[Dataset records]
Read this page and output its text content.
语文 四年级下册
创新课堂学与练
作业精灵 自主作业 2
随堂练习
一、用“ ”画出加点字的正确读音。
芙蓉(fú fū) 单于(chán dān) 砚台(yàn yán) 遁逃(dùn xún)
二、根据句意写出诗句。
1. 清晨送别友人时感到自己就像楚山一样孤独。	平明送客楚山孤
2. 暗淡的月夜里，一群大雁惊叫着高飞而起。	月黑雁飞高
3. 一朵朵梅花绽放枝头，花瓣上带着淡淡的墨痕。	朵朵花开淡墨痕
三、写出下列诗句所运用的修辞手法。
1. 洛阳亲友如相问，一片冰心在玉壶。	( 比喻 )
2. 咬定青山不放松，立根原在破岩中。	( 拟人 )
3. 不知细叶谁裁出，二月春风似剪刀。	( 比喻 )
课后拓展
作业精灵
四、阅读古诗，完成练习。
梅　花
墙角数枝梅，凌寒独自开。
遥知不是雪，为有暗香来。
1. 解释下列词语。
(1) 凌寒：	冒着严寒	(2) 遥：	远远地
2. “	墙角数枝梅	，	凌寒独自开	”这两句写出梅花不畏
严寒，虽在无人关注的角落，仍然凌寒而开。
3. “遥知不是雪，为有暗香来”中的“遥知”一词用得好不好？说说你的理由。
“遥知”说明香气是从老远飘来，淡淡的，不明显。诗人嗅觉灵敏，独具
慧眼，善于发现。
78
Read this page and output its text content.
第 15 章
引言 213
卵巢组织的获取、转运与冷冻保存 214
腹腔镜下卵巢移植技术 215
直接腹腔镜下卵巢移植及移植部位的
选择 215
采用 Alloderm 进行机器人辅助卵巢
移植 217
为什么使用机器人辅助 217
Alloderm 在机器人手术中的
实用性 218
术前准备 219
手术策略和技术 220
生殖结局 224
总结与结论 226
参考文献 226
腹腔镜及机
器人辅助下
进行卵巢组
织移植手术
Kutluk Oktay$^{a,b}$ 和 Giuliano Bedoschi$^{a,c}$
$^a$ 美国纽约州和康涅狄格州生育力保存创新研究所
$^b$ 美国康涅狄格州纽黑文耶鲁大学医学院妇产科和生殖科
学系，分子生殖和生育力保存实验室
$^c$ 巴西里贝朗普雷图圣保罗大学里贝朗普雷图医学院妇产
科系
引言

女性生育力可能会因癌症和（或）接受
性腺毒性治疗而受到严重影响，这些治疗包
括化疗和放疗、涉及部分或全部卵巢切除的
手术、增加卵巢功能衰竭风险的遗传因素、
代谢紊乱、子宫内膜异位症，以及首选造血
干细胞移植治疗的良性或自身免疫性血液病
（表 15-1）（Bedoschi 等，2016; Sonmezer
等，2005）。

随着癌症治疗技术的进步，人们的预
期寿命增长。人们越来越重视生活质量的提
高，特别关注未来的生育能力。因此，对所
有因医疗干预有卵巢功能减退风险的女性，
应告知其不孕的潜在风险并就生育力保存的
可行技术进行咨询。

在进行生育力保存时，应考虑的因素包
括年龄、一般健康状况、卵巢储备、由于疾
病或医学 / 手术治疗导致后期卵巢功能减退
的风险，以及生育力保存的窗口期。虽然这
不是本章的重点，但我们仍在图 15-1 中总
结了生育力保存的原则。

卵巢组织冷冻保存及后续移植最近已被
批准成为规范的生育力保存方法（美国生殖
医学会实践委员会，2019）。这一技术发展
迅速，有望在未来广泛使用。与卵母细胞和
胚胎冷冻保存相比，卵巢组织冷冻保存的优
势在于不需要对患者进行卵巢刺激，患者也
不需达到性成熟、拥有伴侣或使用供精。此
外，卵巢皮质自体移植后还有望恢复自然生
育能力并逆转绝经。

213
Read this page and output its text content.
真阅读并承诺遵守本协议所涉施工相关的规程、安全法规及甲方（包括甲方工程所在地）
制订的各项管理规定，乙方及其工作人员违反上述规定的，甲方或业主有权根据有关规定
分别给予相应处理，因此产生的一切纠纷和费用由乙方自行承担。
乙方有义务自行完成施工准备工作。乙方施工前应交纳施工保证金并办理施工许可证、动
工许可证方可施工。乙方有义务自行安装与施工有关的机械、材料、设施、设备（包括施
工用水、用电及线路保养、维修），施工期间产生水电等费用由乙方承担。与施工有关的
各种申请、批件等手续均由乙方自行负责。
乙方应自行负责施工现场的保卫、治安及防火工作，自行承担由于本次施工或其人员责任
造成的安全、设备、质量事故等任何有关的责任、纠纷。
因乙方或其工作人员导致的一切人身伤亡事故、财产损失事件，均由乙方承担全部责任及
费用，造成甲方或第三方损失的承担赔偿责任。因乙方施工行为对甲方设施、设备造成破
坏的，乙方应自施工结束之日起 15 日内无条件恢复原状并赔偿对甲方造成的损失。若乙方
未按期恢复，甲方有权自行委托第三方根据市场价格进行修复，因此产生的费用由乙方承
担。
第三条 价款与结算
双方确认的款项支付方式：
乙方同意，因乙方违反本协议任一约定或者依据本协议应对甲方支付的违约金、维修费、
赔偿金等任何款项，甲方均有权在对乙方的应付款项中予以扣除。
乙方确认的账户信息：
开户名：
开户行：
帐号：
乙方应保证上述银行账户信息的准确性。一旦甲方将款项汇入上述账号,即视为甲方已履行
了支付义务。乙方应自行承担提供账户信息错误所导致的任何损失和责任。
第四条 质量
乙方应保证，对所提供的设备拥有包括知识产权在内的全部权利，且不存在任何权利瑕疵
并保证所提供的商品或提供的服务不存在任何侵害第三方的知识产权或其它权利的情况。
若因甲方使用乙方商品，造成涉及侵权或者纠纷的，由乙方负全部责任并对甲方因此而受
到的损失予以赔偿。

> TASK BRIEF
For this exercise, gather every line of the data that contains the word "为有暗香来".

> ANSWER
遥知不是雪，为有暗香来。
3. “遥知不是雪，为有暗香来”中的“遥知”一词用得好不好？说说你的理由。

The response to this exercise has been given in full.